**WRITTEN REQUEST**: Identify every line in the records below that contains the word "axis", and reproduce each one.

Data entries for graphics
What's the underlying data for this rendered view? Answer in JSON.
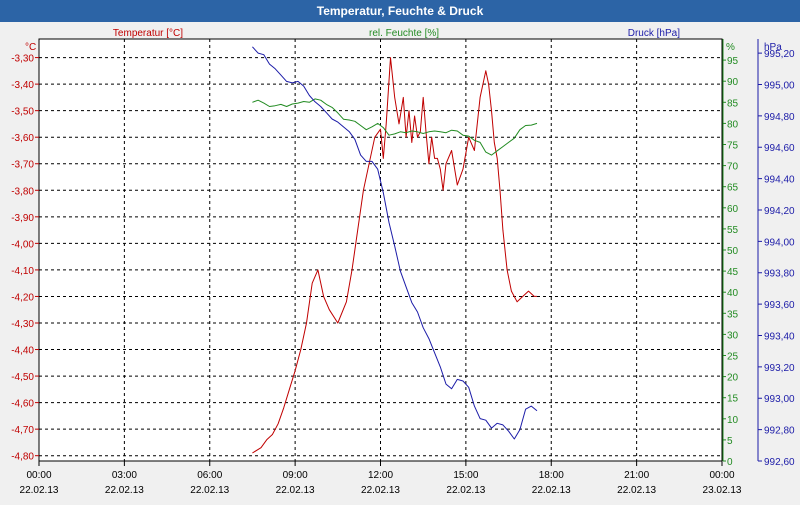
{
  "window": {
    "title": "Temperatur, Feuchte & Druck"
  },
  "colors": {
    "temperature": "#c00000",
    "humidity": "#228b22",
    "pressure": "#1c1ca8",
    "grid": "#000000",
    "text": "#000000"
  },
  "chart_data": {
    "type": "line",
    "title": "Temperatur, Feuchte & Druck",
    "x": {
      "ticks": [
        {
          "time": "00:00",
          "date": "22.02.13",
          "h": 0
        },
        {
          "time": "03:00",
          "date": "22.02.13",
          "h": 3
        },
        {
          "time": "06:00",
          "date": "22.02.13",
          "h": 6
        },
        {
          "time": "09:00",
          "date": "22.02.13",
          "h": 9
        },
        {
          "time": "12:00",
          "date": "22.02.13",
          "h": 12
        },
        {
          "time": "15:00",
          "date": "22.02.13",
          "h": 15
        },
        {
          "time": "18:00",
          "date": "22.02.13",
          "h": 18
        },
        {
          "time": "21:00",
          "date": "22.02.13",
          "h": 21
        },
        {
          "time": "00:00",
          "date": "23.02.13",
          "h": 24
        }
      ],
      "range": [
        0,
        24
      ]
    },
    "axes": {
      "temperature": {
        "title": "Temperatur [°C]",
        "unit": "°C",
        "range": [
          -4.82,
          -3.23
        ],
        "ticks": [
          "-3,30",
          "-3,40",
          "-3,50",
          "-3,60",
          "-3,70",
          "-3,80",
          "-3,90",
          "-4,00",
          "-4,10",
          "-4,20",
          "-4,30",
          "-4,40",
          "-4,50",
          "-4,60",
          "-4,70",
          "-4,80"
        ],
        "tick_values": [
          -3.3,
          -3.4,
          -3.5,
          -3.6,
          -3.7,
          -3.8,
          -3.9,
          -4.0,
          -4.1,
          -4.2,
          -4.3,
          -4.4,
          -4.5,
          -4.6,
          -4.7,
          -4.8
        ]
      },
      "humidity": {
        "title": "rel. Feuchte [%]",
        "unit": "%",
        "range": [
          0,
          100
        ],
        "ticks": [
          "95",
          "90",
          "85",
          "80",
          "75",
          "70",
          "65",
          "60",
          "55",
          "50",
          "45",
          "40",
          "35",
          "30",
          "25",
          "20",
          "15",
          "10",
          "5",
          "0"
        ],
        "tick_values": [
          95,
          90,
          85,
          80,
          75,
          70,
          65,
          60,
          55,
          50,
          45,
          40,
          35,
          30,
          25,
          20,
          15,
          10,
          5,
          0
        ]
      },
      "pressure": {
        "title": "Druck [hPa]",
        "unit": "hPa",
        "range": [
          992.6,
          995.29
        ],
        "ticks": [
          "995,20",
          "995,00",
          "994,80",
          "994,60",
          "994,40",
          "994,20",
          "994,00",
          "993,80",
          "993,60",
          "993,40",
          "993,20",
          "993,00",
          "992,80",
          "992,60"
        ],
        "tick_values": [
          995.2,
          995.0,
          994.8,
          994.6,
          994.4,
          994.2,
          994.0,
          993.8,
          993.6,
          993.4,
          993.2,
          993.0,
          992.8,
          992.6
        ]
      }
    },
    "grid": true,
    "series": [
      {
        "name": "Temperatur",
        "axis": "temperature",
        "x": [
          7.5,
          7.8,
          8.0,
          8.2,
          8.4,
          8.6,
          8.8,
          9.0,
          9.2,
          9.4,
          9.6,
          9.8,
          10.0,
          10.2,
          10.5,
          10.8,
          11.0,
          11.2,
          11.4,
          11.6,
          11.8,
          12.0,
          12.1,
          12.2,
          12.35,
          12.5,
          12.65,
          12.8,
          12.9,
          13.0,
          13.1,
          13.2,
          13.3,
          13.4,
          13.5,
          13.6,
          13.7,
          13.8,
          13.9,
          14.0,
          14.1,
          14.2,
          14.3,
          14.5,
          14.7,
          14.9,
          15.1,
          15.3,
          15.5,
          15.7,
          15.8,
          15.9,
          16.0,
          16.1,
          16.2,
          16.3,
          16.45,
          16.6,
          16.8,
          17.0,
          17.2,
          17.4,
          17.5
        ],
        "values": [
          -4.79,
          -4.77,
          -4.74,
          -4.72,
          -4.68,
          -4.62,
          -4.55,
          -4.48,
          -4.4,
          -4.3,
          -4.15,
          -4.1,
          -4.2,
          -4.25,
          -4.3,
          -4.22,
          -4.1,
          -3.95,
          -3.8,
          -3.7,
          -3.6,
          -3.57,
          -3.68,
          -3.55,
          -3.3,
          -3.45,
          -3.55,
          -3.45,
          -3.6,
          -3.5,
          -3.62,
          -3.52,
          -3.6,
          -3.58,
          -3.45,
          -3.58,
          -3.7,
          -3.6,
          -3.68,
          -3.68,
          -3.72,
          -3.8,
          -3.7,
          -3.65,
          -3.78,
          -3.72,
          -3.6,
          -3.65,
          -3.45,
          -3.35,
          -3.4,
          -3.5,
          -3.62,
          -3.68,
          -3.8,
          -3.95,
          -4.1,
          -4.18,
          -4.22,
          -4.2,
          -4.18,
          -4.2,
          -4.2
        ]
      },
      {
        "name": "rel. Feuchte",
        "axis": "humidity",
        "x": [
          7.5,
          7.7,
          7.9,
          8.1,
          8.3,
          8.5,
          8.7,
          8.9,
          9.1,
          9.3,
          9.5,
          9.7,
          9.9,
          10.1,
          10.3,
          10.5,
          10.7,
          10.9,
          11.1,
          11.3,
          11.5,
          11.7,
          11.9,
          12.1,
          12.3,
          12.5,
          12.7,
          12.9,
          13.1,
          13.3,
          13.5,
          13.7,
          13.9,
          14.1,
          14.3,
          14.5,
          14.7,
          14.9,
          15.1,
          15.3,
          15.5,
          15.7,
          15.9,
          16.1,
          16.3,
          16.5,
          16.7,
          16.9,
          17.1,
          17.3,
          17.5
        ],
        "values": [
          85.0,
          85.5,
          84.8,
          84.0,
          84.2,
          84.5,
          84.0,
          84.6,
          84.8,
          85.2,
          85.0,
          85.8,
          85.5,
          84.5,
          83.8,
          82.5,
          81.0,
          80.8,
          80.5,
          79.5,
          78.5,
          79.2,
          80.0,
          79.0,
          77.2,
          77.5,
          78.0,
          77.8,
          78.2,
          78.0,
          77.6,
          78.0,
          78.2,
          78.0,
          77.8,
          78.4,
          78.2,
          77.2,
          77.0,
          76.0,
          75.5,
          73.2,
          72.5,
          73.5,
          74.5,
          75.5,
          76.5,
          78.5,
          79.5,
          79.6,
          80.0
        ]
      },
      {
        "name": "Druck",
        "axis": "pressure",
        "x": [
          7.5,
          7.7,
          7.9,
          8.1,
          8.3,
          8.5,
          8.7,
          8.9,
          9.1,
          9.3,
          9.5,
          9.7,
          9.9,
          10.1,
          10.3,
          10.5,
          10.7,
          10.9,
          11.1,
          11.3,
          11.5,
          11.7,
          11.9,
          12.1,
          12.3,
          12.5,
          12.7,
          12.9,
          13.1,
          13.3,
          13.5,
          13.7,
          13.9,
          14.1,
          14.3,
          14.5,
          14.7,
          14.9,
          15.1,
          15.3,
          15.5,
          15.7,
          15.9,
          16.1,
          16.3,
          16.5,
          16.7,
          16.9,
          17.1,
          17.3,
          17.5
        ],
        "values": [
          995.24,
          995.2,
          995.19,
          995.13,
          995.1,
          995.06,
          995.02,
          995.01,
          995.02,
          994.99,
          994.93,
          994.89,
          994.86,
          994.82,
          994.78,
          994.76,
          994.73,
          994.7,
          994.65,
          994.55,
          994.51,
          994.51,
          994.46,
          994.31,
          994.12,
          993.97,
          993.81,
          993.71,
          993.61,
          993.55,
          993.45,
          993.38,
          993.29,
          993.2,
          993.09,
          993.06,
          993.12,
          993.11,
          993.07,
          992.95,
          992.87,
          992.86,
          992.81,
          992.84,
          992.83,
          992.79,
          992.74,
          992.8,
          992.93,
          992.95,
          992.92
        ]
      }
    ]
  }
}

**RIGHT ANSWER**:
        "axis": "temperature",
        "axis": "humidity",
        "axis": "pressure",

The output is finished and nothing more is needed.